▶ PROBLEM
Extract every line of the data below verbatim, omitting the picture.

— Begin SOURCE MATERIAL —

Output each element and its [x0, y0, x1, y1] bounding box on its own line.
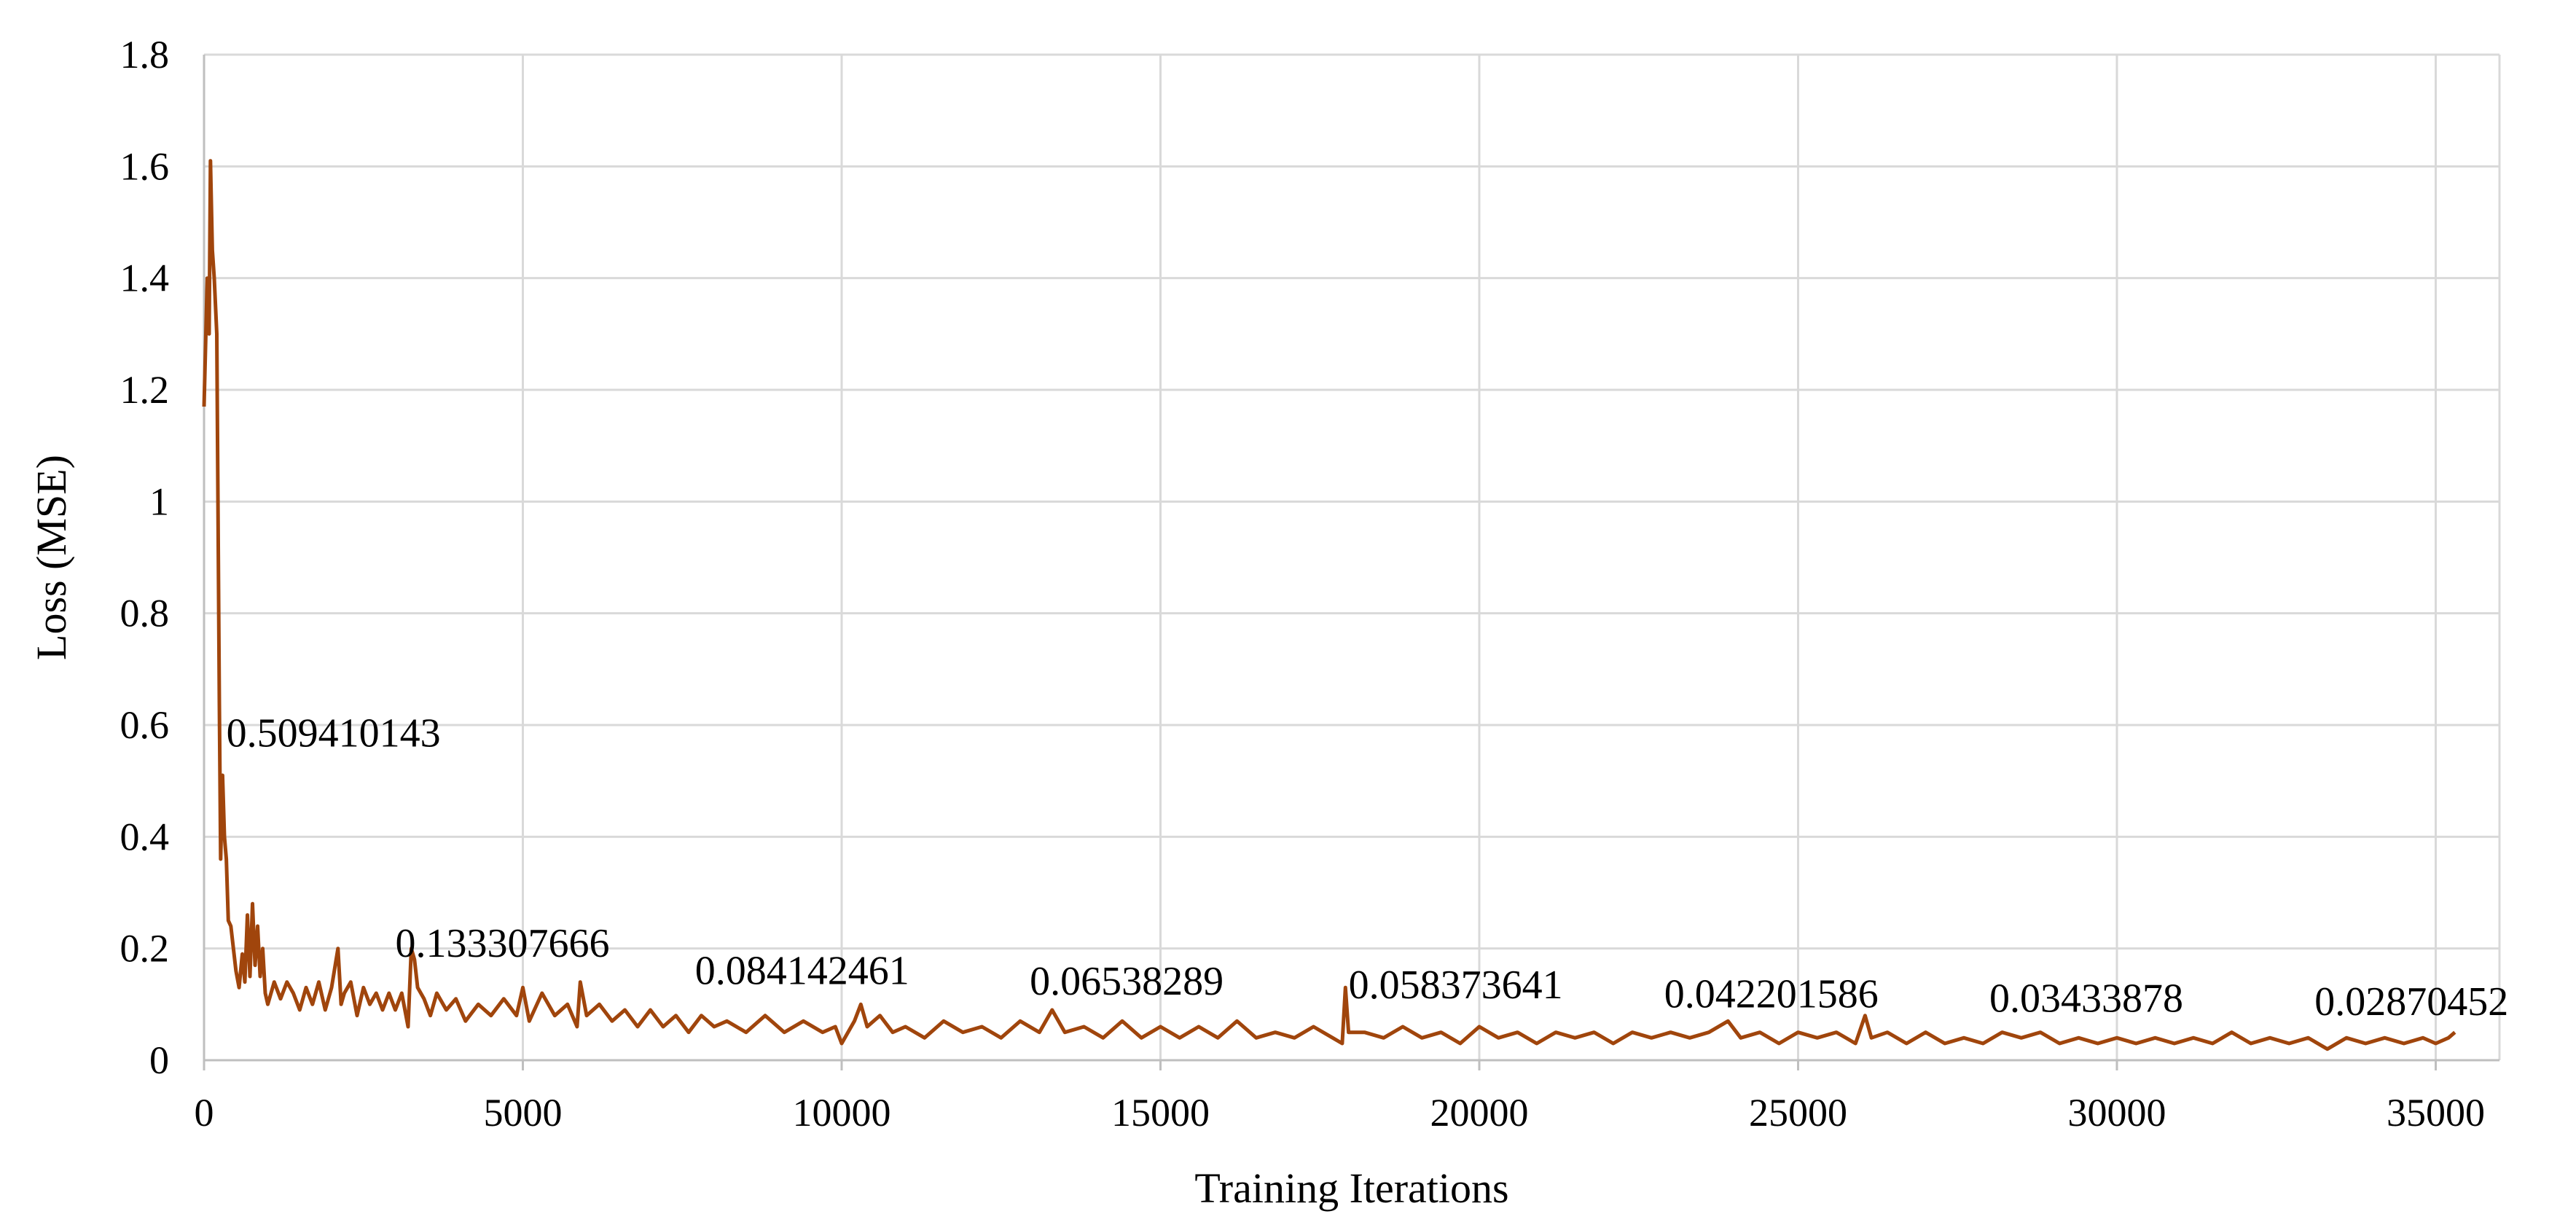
data-labels: 0.509410143 0.133307666 0.084142461 0.06538…: [227, 710, 2509, 1025]
data-label: 0.02870452: [2314, 979, 2508, 1025]
y-tick-label: 1.6: [120, 144, 170, 188]
x-tick-label: 35000: [2387, 1091, 2485, 1135]
y-tick-label: 0.8: [120, 592, 170, 635]
y-tick-label: 1: [149, 479, 169, 523]
y-tick-label: 1.4: [120, 256, 170, 300]
x-tick-label: 5000: [484, 1091, 563, 1135]
series-group: [202, 159, 2456, 1051]
x-tick-label: 20000: [1430, 1091, 1529, 1135]
x-tick-label: 15000: [1111, 1091, 1210, 1135]
x-tick-label: 25000: [1749, 1091, 1847, 1135]
data-label: 0.03433878: [1989, 976, 2183, 1022]
y-tick-label: 0.6: [120, 703, 170, 747]
y-tick-label: 0: [149, 1038, 169, 1082]
data-label: 0.06538289: [1030, 959, 1224, 1004]
x-axis-title: Training Iterations: [1194, 1164, 1508, 1212]
y-tick-label: 0.2: [120, 927, 170, 971]
x-tick-label: 0: [195, 1091, 214, 1135]
x-tick-label: 30000: [2068, 1091, 2166, 1135]
y-tick-label: 1.8: [120, 33, 170, 77]
axes: 0 0.2 0.4 0.6 0.8 1 1.2 1.4 1.6 1.8 0 5000 10000 1500…: [120, 33, 2499, 1135]
y-tick-label: 0.4: [120, 815, 170, 858]
data-label: 0.084142461: [695, 948, 909, 993]
grid: [204, 53, 2501, 1060]
data-label: 0.133307666: [396, 921, 610, 966]
y-tick-label: 1.2: [120, 368, 170, 412]
loss-series-line: [202, 159, 2456, 1051]
data-label: 0.509410143: [227, 710, 441, 756]
data-label: 0.058373641: [1349, 963, 1563, 1008]
x-tick-label: 10000: [793, 1091, 891, 1135]
y-axis-title: Loss (MSE): [28, 455, 75, 660]
data-label: 0.042201586: [1664, 972, 1879, 1017]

— End SOURCE MATERIAL —

▶ TASK RESPONSE
Output each element and its [x0, y0, x1, y1] bounding box on its own line.
data-labels: 0.509410143 0.133307666 0.084142461 0.06538…: [227, 710, 2509, 1025]
data-label: 0.02870452: [2314, 979, 2508, 1025]
y-tick-label: 1.6: [120, 144, 170, 188]
x-tick-label: 35000: [2387, 1091, 2485, 1135]
y-tick-label: 0.8: [120, 592, 170, 635]
y-tick-label: 1: [149, 479, 169, 523]
y-tick-label: 1.4: [120, 256, 170, 300]
x-tick-label: 5000: [484, 1091, 563, 1135]
series-group: [202, 159, 2456, 1051]
x-tick-label: 20000: [1430, 1091, 1529, 1135]
x-tick-label: 15000: [1111, 1091, 1210, 1135]
x-tick-label: 25000: [1749, 1091, 1847, 1135]
data-label: 0.03433878: [1989, 976, 2183, 1022]
y-tick-label: 0.6: [120, 703, 170, 747]
y-tick-label: 0: [149, 1038, 169, 1082]
data-label: 0.06538289: [1030, 959, 1224, 1004]
x-axis-title: Training Iterations: [1194, 1164, 1508, 1212]
y-tick-label: 0.2: [120, 927, 170, 971]
x-tick-label: 0: [195, 1091, 214, 1135]
x-tick-label: 30000: [2068, 1091, 2166, 1135]
y-tick-label: 1.8: [120, 33, 170, 77]
axes: 0 0.2 0.4 0.6 0.8 1 1.2 1.4 1.6 1.8 0 5000 10000 1500…: [120, 33, 2499, 1135]
y-tick-label: 0.4: [120, 815, 170, 858]
data-label: 0.084142461: [695, 948, 909, 993]
grid: [204, 53, 2501, 1060]
data-label: 0.133307666: [396, 921, 610, 966]
y-tick-label: 1.2: [120, 368, 170, 412]
loss-series-line: [202, 159, 2456, 1051]
data-label: 0.509410143: [227, 710, 441, 756]
data-label: 0.058373641: [1349, 963, 1563, 1008]
x-tick-label: 10000: [793, 1091, 891, 1135]
y-axis-title: Loss (MSE): [28, 455, 75, 660]
data-label: 0.042201586: [1664, 972, 1879, 1017]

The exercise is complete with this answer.